> **Work to complete**
Each record is to be transcribed exactly.

(Stored dataset items)

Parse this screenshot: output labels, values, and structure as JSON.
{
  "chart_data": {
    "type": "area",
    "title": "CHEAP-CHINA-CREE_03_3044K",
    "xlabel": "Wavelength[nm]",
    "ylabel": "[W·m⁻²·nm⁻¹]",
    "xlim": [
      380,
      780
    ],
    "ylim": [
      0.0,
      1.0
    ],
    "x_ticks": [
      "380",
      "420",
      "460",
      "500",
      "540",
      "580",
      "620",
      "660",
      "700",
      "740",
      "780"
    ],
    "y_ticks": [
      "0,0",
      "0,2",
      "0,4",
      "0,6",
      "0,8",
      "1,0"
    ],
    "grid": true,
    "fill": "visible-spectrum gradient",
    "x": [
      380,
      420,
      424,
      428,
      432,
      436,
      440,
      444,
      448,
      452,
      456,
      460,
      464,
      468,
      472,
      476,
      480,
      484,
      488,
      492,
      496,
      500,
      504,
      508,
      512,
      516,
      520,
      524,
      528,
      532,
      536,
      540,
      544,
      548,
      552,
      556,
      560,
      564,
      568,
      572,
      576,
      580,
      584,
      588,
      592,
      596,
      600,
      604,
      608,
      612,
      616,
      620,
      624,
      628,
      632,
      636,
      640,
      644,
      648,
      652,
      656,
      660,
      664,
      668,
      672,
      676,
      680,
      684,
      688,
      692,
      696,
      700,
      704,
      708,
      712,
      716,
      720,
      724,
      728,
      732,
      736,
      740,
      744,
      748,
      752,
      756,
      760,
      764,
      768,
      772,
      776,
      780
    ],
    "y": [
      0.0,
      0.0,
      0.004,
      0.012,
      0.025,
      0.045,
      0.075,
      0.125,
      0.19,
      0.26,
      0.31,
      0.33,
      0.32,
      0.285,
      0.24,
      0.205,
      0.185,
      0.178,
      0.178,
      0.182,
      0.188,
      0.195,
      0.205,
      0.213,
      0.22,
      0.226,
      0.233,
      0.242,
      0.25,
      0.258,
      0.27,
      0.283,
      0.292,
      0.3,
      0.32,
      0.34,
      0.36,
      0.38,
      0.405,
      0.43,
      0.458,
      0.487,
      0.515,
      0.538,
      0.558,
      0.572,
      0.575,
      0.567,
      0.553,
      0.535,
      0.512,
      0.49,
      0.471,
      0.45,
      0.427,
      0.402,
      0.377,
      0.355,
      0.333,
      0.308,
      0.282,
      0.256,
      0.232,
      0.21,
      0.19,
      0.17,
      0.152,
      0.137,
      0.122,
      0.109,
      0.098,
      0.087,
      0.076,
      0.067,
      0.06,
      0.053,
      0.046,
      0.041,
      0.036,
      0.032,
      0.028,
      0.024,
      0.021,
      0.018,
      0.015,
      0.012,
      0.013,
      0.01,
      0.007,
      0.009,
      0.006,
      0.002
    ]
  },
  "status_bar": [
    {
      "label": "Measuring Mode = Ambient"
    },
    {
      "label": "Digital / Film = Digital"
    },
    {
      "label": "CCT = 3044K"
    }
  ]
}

> **Written answer**
Parse this screenshot: output labels, values, and structure as JSON.
{
  "chart_data": {
    "type": "area",
    "title": "CHEAP-CHINA-CREE_03_3044K",
    "xlabel": "Wavelength[nm]",
    "ylabel": "[W·m⁻²·nm⁻¹]",
    "xlim": [
      380,
      780
    ],
    "ylim": [
      0.0,
      1.0
    ],
    "x_ticks": [
      "380",
      "420",
      "460",
      "500",
      "540",
      "580",
      "620",
      "660",
      "700",
      "740",
      "780"
    ],
    "y_ticks": [
      "0,0",
      "0,2",
      "0,4",
      "0,6",
      "0,8",
      "1,0"
    ],
    "grid": true,
    "fill": "visible-spectrum gradient",
    "x": [
      380,
      420,
      424,
      428,
      432,
      436,
      440,
      444,
      448,
      452,
      456,
      460,
      464,
      468,
      472,
      476,
      480,
      484,
      488,
      492,
      496,
      500,
      504,
      508,
      512,
      516,
      520,
      524,
      528,
      532,
      536,
      540,
      544,
      548,
      552,
      556,
      560,
      564,
      568,
      572,
      576,
      580,
      584,
      588,
      592,
      596,
      600,
      604,
      608,
      612,
      616,
      620,
      624,
      628,
      632,
      636,
      640,
      644,
      648,
      652,
      656,
      660,
      664,
      668,
      672,
      676,
      680,
      684,
      688,
      692,
      696,
      700,
      704,
      708,
      712,
      716,
      720,
      724,
      728,
      732,
      736,
      740,
      744,
      748,
      752,
      756,
      760,
      764,
      768,
      772,
      776,
      780
    ],
    "y": [
      0.0,
      0.0,
      0.004,
      0.012,
      0.025,
      0.045,
      0.075,
      0.125,
      0.19,
      0.26,
      0.31,
      0.33,
      0.32,
      0.285,
      0.24,
      0.205,
      0.185,
      0.178,
      0.178,
      0.182,
      0.188,
      0.195,
      0.205,
      0.213,
      0.22,
      0.226,
      0.233,
      0.242,
      0.25,
      0.258,
      0.27,
      0.283,
      0.292,
      0.3,
      0.32,
      0.34,
      0.36,
      0.38,
      0.405,
      0.43,
      0.458,
      0.487,
      0.515,
      0.538,
      0.558,
      0.572,
      0.575,
      0.567,
      0.553,
      0.535,
      0.512,
      0.49,
      0.471,
      0.45,
      0.427,
      0.402,
      0.377,
      0.355,
      0.333,
      0.308,
      0.282,
      0.256,
      0.232,
      0.21,
      0.19,
      0.17,
      0.152,
      0.137,
      0.122,
      0.109,
      0.098,
      0.087,
      0.076,
      0.067,
      0.06,
      0.053,
      0.046,
      0.041,
      0.036,
      0.032,
      0.028,
      0.024,
      0.021,
      0.018,
      0.015,
      0.012,
      0.013,
      0.01,
      0.007,
      0.009,
      0.006,
      0.002
    ]
  },
  "status_bar": [
    {
      "label": "Measuring Mode = Ambient"
    },
    {
      "label": "Digital / Film = Digital"
    },
    {
      "label": "CCT = 3044K"
    }
  ]
}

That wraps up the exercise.